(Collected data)
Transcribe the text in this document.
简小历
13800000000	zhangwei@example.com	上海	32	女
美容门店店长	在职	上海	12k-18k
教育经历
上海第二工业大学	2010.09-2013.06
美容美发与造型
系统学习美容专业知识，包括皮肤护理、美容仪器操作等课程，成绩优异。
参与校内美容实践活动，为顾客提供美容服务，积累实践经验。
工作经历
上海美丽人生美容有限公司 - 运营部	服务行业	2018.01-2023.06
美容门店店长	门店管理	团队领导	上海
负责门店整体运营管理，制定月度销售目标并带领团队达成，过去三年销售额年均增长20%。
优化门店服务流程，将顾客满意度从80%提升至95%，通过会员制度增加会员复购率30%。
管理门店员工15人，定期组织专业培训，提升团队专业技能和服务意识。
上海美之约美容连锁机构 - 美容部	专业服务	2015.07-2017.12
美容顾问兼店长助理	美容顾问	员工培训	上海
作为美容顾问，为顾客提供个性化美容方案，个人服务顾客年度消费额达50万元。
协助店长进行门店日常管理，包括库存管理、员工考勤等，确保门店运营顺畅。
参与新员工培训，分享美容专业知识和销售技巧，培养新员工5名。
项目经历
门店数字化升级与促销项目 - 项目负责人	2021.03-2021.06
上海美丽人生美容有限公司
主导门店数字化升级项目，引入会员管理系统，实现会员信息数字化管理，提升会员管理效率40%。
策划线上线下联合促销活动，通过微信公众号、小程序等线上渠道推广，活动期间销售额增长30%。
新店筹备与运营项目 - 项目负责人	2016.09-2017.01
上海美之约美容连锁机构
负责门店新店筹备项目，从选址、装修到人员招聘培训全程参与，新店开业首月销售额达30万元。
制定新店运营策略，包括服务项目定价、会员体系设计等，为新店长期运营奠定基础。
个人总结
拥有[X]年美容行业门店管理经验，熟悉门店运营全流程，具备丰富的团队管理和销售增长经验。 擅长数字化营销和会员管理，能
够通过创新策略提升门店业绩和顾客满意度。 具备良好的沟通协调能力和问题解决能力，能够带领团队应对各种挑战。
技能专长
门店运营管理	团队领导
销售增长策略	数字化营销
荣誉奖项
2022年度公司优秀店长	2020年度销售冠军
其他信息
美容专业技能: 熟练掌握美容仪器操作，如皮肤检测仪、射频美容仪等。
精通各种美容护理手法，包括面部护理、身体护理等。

Instruction
Extract the complete listing above, reproducing each line exactly.

Task response
Transcribe the text in this document.
简小历
13800000000	zhangwei@example.com	上海	32	女
美容门店店长	在职	上海	12k-18k
教育经历
上海第二工业大学	2010.09-2013.06
美容美发与造型
系统学习美容专业知识，包括皮肤护理、美容仪器操作等课程，成绩优异。
参与校内美容实践活动，为顾客提供美容服务，积累实践经验。
工作经历
上海美丽人生美容有限公司 - 运营部	服务行业	2018.01-2023.06
美容门店店长	门店管理	团队领导	上海
负责门店整体运营管理，制定月度销售目标并带领团队达成，过去三年销售额年均增长20%。
优化门店服务流程，将顾客满意度从80%提升至95%，通过会员制度增加会员复购率30%。
管理门店员工15人，定期组织专业培训，提升团队专业技能和服务意识。
上海美之约美容连锁机构 - 美容部	专业服务	2015.07-2017.12
美容顾问兼店长助理	美容顾问	员工培训	上海
作为美容顾问，为顾客提供个性化美容方案，个人服务顾客年度消费额达50万元。
协助店长进行门店日常管理，包括库存管理、员工考勤等，确保门店运营顺畅。
参与新员工培训，分享美容专业知识和销售技巧，培养新员工5名。
项目经历
门店数字化升级与促销项目 - 项目负责人	2021.03-2021.06
上海美丽人生美容有限公司
主导门店数字化升级项目，引入会员管理系统，实现会员信息数字化管理，提升会员管理效率40%。
策划线上线下联合促销活动，通过微信公众号、小程序等线上渠道推广，活动期间销售额增长30%。
新店筹备与运营项目 - 项目负责人	2016.09-2017.01
上海美之约美容连锁机构
负责门店新店筹备项目，从选址、装修到人员招聘培训全程参与，新店开业首月销售额达30万元。
制定新店运营策略，包括服务项目定价、会员体系设计等，为新店长期运营奠定基础。
个人总结
拥有[X]年美容行业门店管理经验，熟悉门店运营全流程，具备丰富的团队管理和销售增长经验。 擅长数字化营销和会员管理，能
够通过创新策略提升门店业绩和顾客满意度。 具备良好的沟通协调能力和问题解决能力，能够带领团队应对各种挑战。
技能专长
门店运营管理	团队领导
销售增长策略	数字化营销
荣誉奖项
2022年度公司优秀店长	2020年度销售冠军
其他信息
美容专业技能: 熟练掌握美容仪器操作，如皮肤检测仪、射频美容仪等。
精通各种美容护理手法，包括面部护理、身体护理等。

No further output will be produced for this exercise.